> EXERCISE OBJECTIVE
Filter the listing and keep only the lines with the word "this".

[Entries from a visual dataset]

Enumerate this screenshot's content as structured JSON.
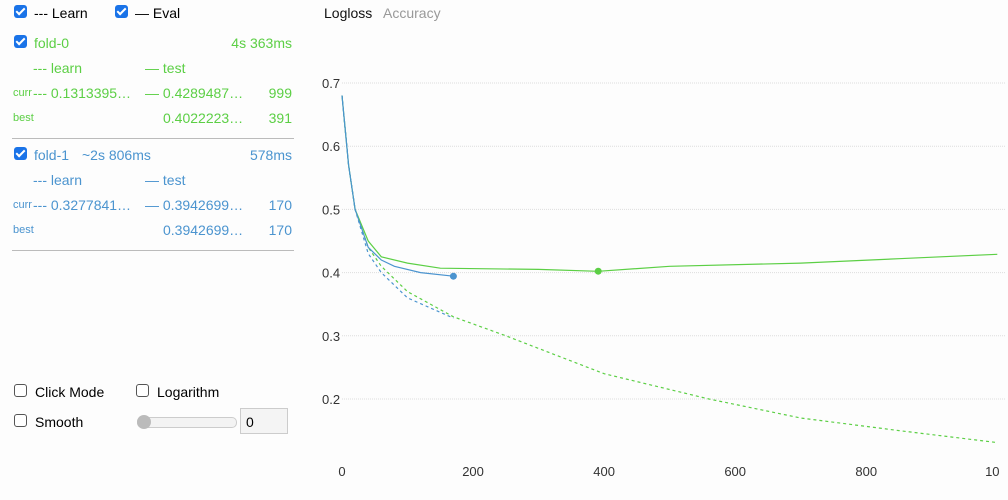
{
  "legend": {
    "learn_label": "--- Learn",
    "eval_label": "— Eval",
    "learn_checked": true,
    "eval_checked": true
  },
  "folds": [
    {
      "name": "fold-0",
      "checked": true,
      "elapsed": "",
      "time": "4s 363ms",
      "color": "#5ccf45",
      "learn_header": "--- learn",
      "test_header": "— test",
      "curr_label": "curr",
      "curr_learn": "--- 0.1313395…",
      "curr_test": "— 0.4289487…",
      "curr_iter": "999",
      "best_label": "best",
      "best_test": "0.4022223…",
      "best_iter": "391"
    },
    {
      "name": "fold-1",
      "checked": true,
      "elapsed": "~2s 806ms",
      "time": "578ms",
      "color": "#4b94cf",
      "learn_header": "--- learn",
      "test_header": "— test",
      "curr_label": "curr",
      "curr_learn": "--- 0.3277841…",
      "curr_test": "— 0.3942699…",
      "curr_iter": "170",
      "best_label": "best",
      "best_test": "0.3942699…",
      "best_iter": "170"
    }
  ],
  "controls": {
    "click_mode": "Click Mode",
    "logarithm": "Logarithm",
    "smooth": "Smooth",
    "smooth_value": "0",
    "click_mode_checked": false,
    "logarithm_checked": false,
    "smooth_checked": false
  },
  "tabs": {
    "active": "Logloss",
    "inactive": "Accuracy"
  },
  "chart_data": {
    "type": "line",
    "xlim": [
      0,
      1000
    ],
    "ylim": [
      0.1,
      0.7
    ],
    "x_ticks": [
      "0",
      "200",
      "400",
      "600",
      "800",
      "10"
    ],
    "y_ticks": [
      "0.7",
      "0.6",
      "0.5",
      "0.4",
      "0.3",
      "0.2"
    ],
    "grid": true,
    "series": [
      {
        "name": "fold-0 learn",
        "color": "#5ccf45",
        "dash": true,
        "x": [
          0,
          10,
          20,
          40,
          60,
          100,
          170,
          250,
          400,
          560,
          700,
          850,
          1000
        ],
        "y": [
          0.68,
          0.57,
          0.5,
          0.44,
          0.41,
          0.37,
          0.33,
          0.3,
          0.24,
          0.2,
          0.17,
          0.15,
          0.131
        ]
      },
      {
        "name": "fold-0 test",
        "color": "#5ccf45",
        "dash": false,
        "x": [
          0,
          10,
          20,
          40,
          60,
          100,
          150,
          300,
          391,
          500,
          700,
          850,
          1000
        ],
        "y": [
          0.68,
          0.57,
          0.5,
          0.45,
          0.425,
          0.415,
          0.407,
          0.405,
          0.402,
          0.41,
          0.415,
          0.422,
          0.429
        ],
        "best": [
          391,
          0.4022
        ]
      },
      {
        "name": "fold-1 learn",
        "color": "#4b94cf",
        "dash": true,
        "x": [
          0,
          10,
          20,
          40,
          60,
          100,
          170
        ],
        "y": [
          0.68,
          0.57,
          0.5,
          0.43,
          0.4,
          0.36,
          0.328
        ]
      },
      {
        "name": "fold-1 test",
        "color": "#4b94cf",
        "dash": false,
        "x": [
          0,
          10,
          20,
          40,
          60,
          80,
          120,
          170
        ],
        "y": [
          0.68,
          0.57,
          0.5,
          0.44,
          0.42,
          0.41,
          0.4,
          0.3943
        ],
        "best": [
          170,
          0.3943
        ]
      }
    ]
  }
}
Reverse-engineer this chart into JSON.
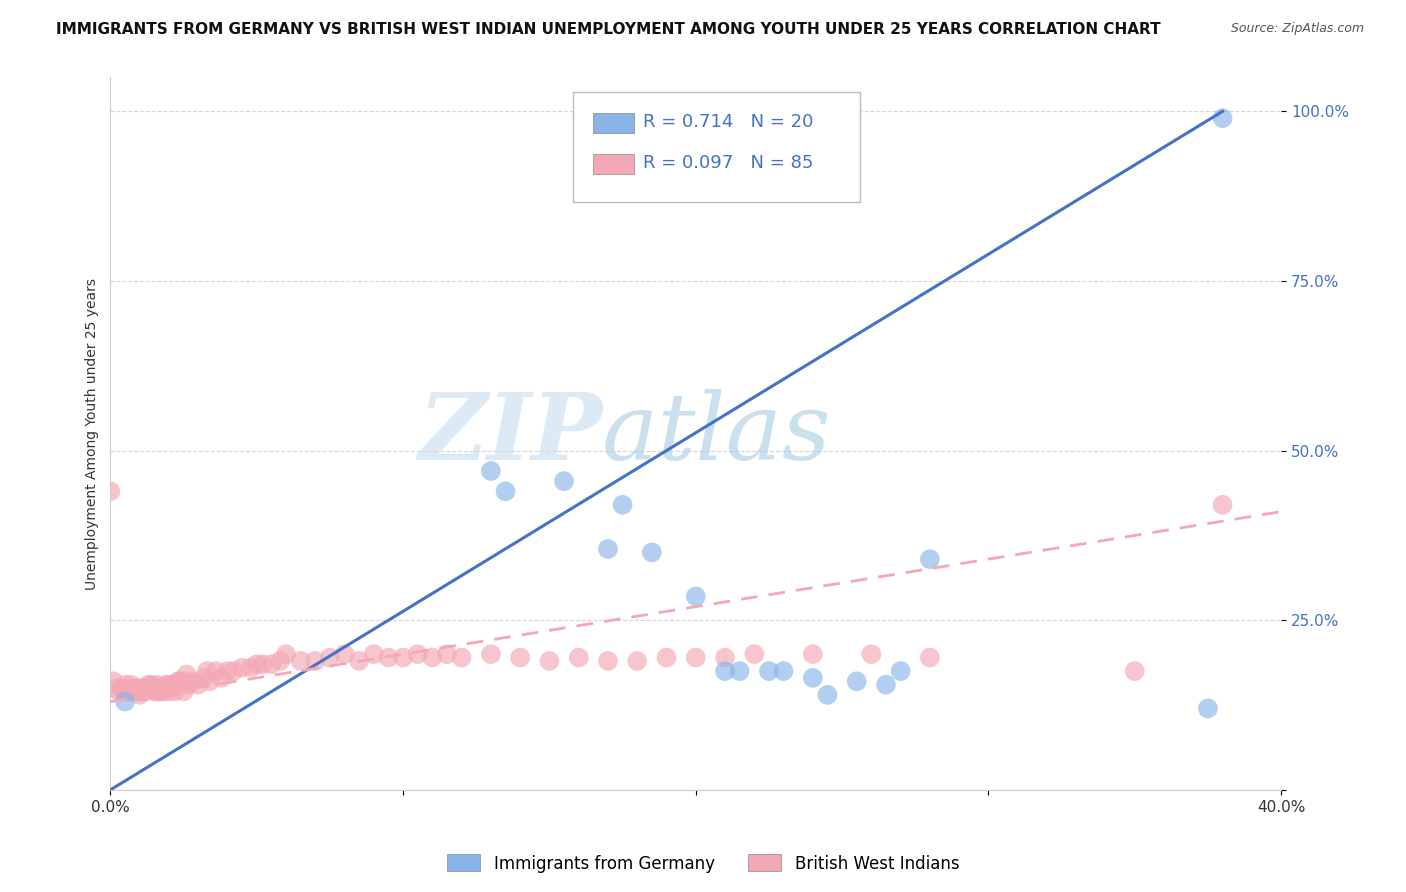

> OUTPUT OF THE EXERCISE
Enumerate this screenshot's content as structured JSON.
Reverse-engineer this chart into JSON.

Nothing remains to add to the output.